====== Record list

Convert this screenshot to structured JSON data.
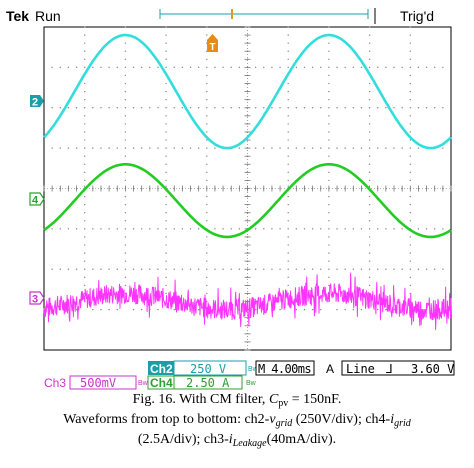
{
  "header": {
    "brand": "Tek",
    "mode": "Run",
    "trigger_marker": "T",
    "status": "Trig'd"
  },
  "channel_markers": [
    {
      "label": "2",
      "color": "#1a9fa8"
    },
    {
      "label": "4",
      "color": "#2ca02c"
    },
    {
      "label": "3",
      "color": "#cc33cc"
    }
  ],
  "readouts": {
    "ch2_name": "Ch2",
    "ch2_scale": "250 V",
    "ch2_bw": "Bw",
    "timebase": "M 4.00ms",
    "trigger_src": "A",
    "trigger_type": "Line",
    "trigger_slope": "⅃",
    "trigger_level": "3.60 V",
    "ch3_name": "Ch3",
    "ch3_scale": "500mV",
    "ch3_bw": "Bw",
    "ch4_name": "Ch4",
    "ch4_scale": "2.50 A",
    "ch4_bw": "Bw"
  },
  "colors": {
    "ch2": "#33dddd",
    "ch4": "#22cc22",
    "ch3": "#ff33ff"
  },
  "chart_data": {
    "type": "line",
    "x_unit": "ms",
    "xlim": [
      0,
      40
    ],
    "ylim_divisions": [
      -4,
      4
    ],
    "grid": true,
    "series": [
      {
        "name": "Ch2",
        "frequency_hz": 50,
        "amplitude_div": 1.4,
        "offset_div": 2.4,
        "peak_ms": [
          8,
          28
        ],
        "color": "#33dddd"
      },
      {
        "name": "Ch4",
        "frequency_hz": 50,
        "amplitude_div": 0.9,
        "offset_div": -0.3,
        "peak_ms": [
          8,
          28
        ],
        "color": "#22cc22"
      },
      {
        "name": "Ch3",
        "frequency_hz": 50,
        "amplitude_div": 0.2,
        "offset_div": -2.8,
        "noise_div": 0.25,
        "peak_ms": [
          8,
          28
        ],
        "color": "#ff33ff"
      }
    ]
  },
  "caption": {
    "line1_pre": "Fig. 16. With CM filter, ",
    "line1_var": "C",
    "line1_sub": "pv",
    "line1_post": " = 150nF.",
    "line2_a": "Waveforms from top to bottom: ch2-",
    "line2_v": "v",
    "line2_vsub": "grid",
    "line2_b": " (250V/div); ch4-",
    "line2_i": "i",
    "line2_isub": "grid",
    "line3_a": "(2.5A/div); ch3-",
    "line3_i": "i",
    "line3_isub": "Leakage",
    "line3_b": "(40mA/div)."
  }
}
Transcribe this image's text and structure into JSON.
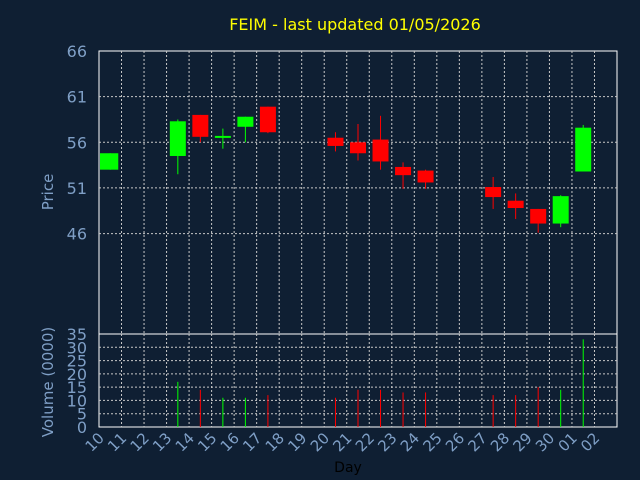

============

- _Exercise prompt_
Every record above should be written out again exactly; the pictures stay out of the copy.

- _Reply to the exercise_
Convert this screenshot to structured JSON data.
{
  "header": {
    "brand": "Tek",
    "mode": "Run",
    "trigger_marker": "T",
    "status": "Trig'd"
  },
  "channel_markers": [
    {
      "label": "2",
      "color": "#1a9fa8"
    },
    {
      "label": "4",
      "color": "#2ca02c"
    },
    {
      "label": "3",
      "color": "#cc33cc"
    }
  ],
  "readouts": {
    "ch2_name": "Ch2",
    "ch2_scale": "250 V",
    "ch2_bw": "Bw",
    "timebase": "M 4.00ms",
    "trigger_src": "A",
    "trigger_type": "Line",
    "trigger_slope": "⅃",
    "trigger_level": "3.60 V",
    "ch3_name": "Ch3",
    "ch3_scale": "500mV",
    "ch3_bw": "Bw",
    "ch4_name": "Ch4",
    "ch4_scale": "2.50 A",
    "ch4_bw": "Bw"
  },
  "colors": {
    "ch2": "#33dddd",
    "ch4": "#22cc22",
    "ch3": "#ff33ff"
  },
  "chart_data": {
    "type": "line",
    "x_unit": "ms",
    "xlim": [
      0,
      40
    ],
    "ylim_divisions": [
      -4,
      4
    ],
    "grid": true,
    "series": [
      {
        "name": "Ch2",
        "frequency_hz": 50,
        "amplitude_div": 1.4,
        "offset_div": 2.4,
        "peak_ms": [
          8,
          28
        ],
        "color": "#33dddd"
      },
      {
        "name": "Ch4",
        "frequency_hz": 50,
        "amplitude_div": 0.9,
        "offset_div": -0.3,
        "peak_ms": [
          8,
          28
        ],
        "color": "#22cc22"
      },
      {
        "name": "Ch3",
        "frequency_hz": 50,
        "amplitude_div": 0.2,
        "offset_div": -2.8,
        "noise_div": 0.25,
        "peak_ms": [
          8,
          28
        ],
        "color": "#ff33ff"
      }
    ]
  },
  "caption": {
    "line1_pre": "Fig. 16. With CM filter, ",
    "line1_var": "C",
    "line1_sub": "pv",
    "line1_post": " = 150nF.",
    "line2_a": "Waveforms from top to bottom: ch2-",
    "line2_v": "v",
    "line2_vsub": "grid",
    "line2_b": " (250V/div); ch4-",
    "line2_i": "i",
    "line2_isub": "grid",
    "line3_a": "(2.5A/div); ch3-",
    "line3_i": "i",
    "line3_isub": "Leakage",
    "line3_b": "(40mA/div)."
  }
}
Transcribe this image's text and structure into JSON.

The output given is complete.